Extracted information →
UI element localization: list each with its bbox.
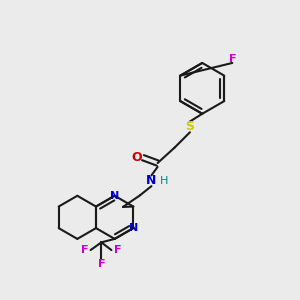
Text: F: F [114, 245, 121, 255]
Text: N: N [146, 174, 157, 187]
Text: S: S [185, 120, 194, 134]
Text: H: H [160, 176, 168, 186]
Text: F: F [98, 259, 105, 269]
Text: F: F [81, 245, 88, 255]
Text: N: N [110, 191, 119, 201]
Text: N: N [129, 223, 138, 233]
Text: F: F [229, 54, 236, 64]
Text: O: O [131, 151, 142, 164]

What the task asks →
Print every one of the lines above without any change, but leave the picture out.

Task output →
UI element localization: list each with its bbox.
Text: F: F [114, 245, 121, 255]
Text: N: N [146, 174, 157, 187]
Text: S: S [185, 120, 194, 134]
Text: H: H [160, 176, 168, 186]
Text: F: F [98, 259, 105, 269]
Text: F: F [81, 245, 88, 255]
Text: N: N [110, 191, 119, 201]
Text: N: N [129, 223, 138, 233]
Text: F: F [229, 54, 236, 64]
Text: O: O [131, 151, 142, 164]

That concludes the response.